**WHAT YOU WILL DO:**
Return every line of the material exactly.

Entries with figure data

* * * * *

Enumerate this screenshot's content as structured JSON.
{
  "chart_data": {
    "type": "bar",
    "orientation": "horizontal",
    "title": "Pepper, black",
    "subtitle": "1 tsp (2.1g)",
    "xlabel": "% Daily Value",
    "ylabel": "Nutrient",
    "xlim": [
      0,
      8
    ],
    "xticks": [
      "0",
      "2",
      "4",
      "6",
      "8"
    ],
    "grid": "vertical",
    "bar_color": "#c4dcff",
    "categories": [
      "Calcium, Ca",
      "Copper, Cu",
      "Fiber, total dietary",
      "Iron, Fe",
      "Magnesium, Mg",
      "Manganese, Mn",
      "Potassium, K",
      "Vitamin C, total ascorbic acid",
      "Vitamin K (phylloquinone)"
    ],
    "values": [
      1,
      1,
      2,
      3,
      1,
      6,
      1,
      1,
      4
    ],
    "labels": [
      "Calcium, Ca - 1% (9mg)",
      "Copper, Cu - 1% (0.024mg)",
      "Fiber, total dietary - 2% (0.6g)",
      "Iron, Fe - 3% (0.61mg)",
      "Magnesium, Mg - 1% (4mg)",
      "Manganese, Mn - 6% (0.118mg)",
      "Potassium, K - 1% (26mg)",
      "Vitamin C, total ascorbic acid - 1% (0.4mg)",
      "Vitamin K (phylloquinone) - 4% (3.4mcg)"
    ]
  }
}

* * * * *

**COMPLETE OUTPUT:**
Enumerate this screenshot's content as structured JSON.
{
  "chart_data": {
    "type": "bar",
    "orientation": "horizontal",
    "title": "Pepper, black",
    "subtitle": "1 tsp (2.1g)",
    "xlabel": "% Daily Value",
    "ylabel": "Nutrient",
    "xlim": [
      0,
      8
    ],
    "xticks": [
      "0",
      "2",
      "4",
      "6",
      "8"
    ],
    "grid": "vertical",
    "bar_color": "#c4dcff",
    "categories": [
      "Calcium, Ca",
      "Copper, Cu",
      "Fiber, total dietary",
      "Iron, Fe",
      "Magnesium, Mg",
      "Manganese, Mn",
      "Potassium, K",
      "Vitamin C, total ascorbic acid",
      "Vitamin K (phylloquinone)"
    ],
    "values": [
      1,
      1,
      2,
      3,
      1,
      6,
      1,
      1,
      4
    ],
    "labels": [
      "Calcium, Ca - 1% (9mg)",
      "Copper, Cu - 1% (0.024mg)",
      "Fiber, total dietary - 2% (0.6g)",
      "Iron, Fe - 3% (0.61mg)",
      "Magnesium, Mg - 1% (4mg)",
      "Manganese, Mn - 6% (0.118mg)",
      "Potassium, K - 1% (26mg)",
      "Vitamin C, total ascorbic acid - 1% (0.4mg)",
      "Vitamin K (phylloquinone) - 4% (3.4mcg)"
    ]
  }
}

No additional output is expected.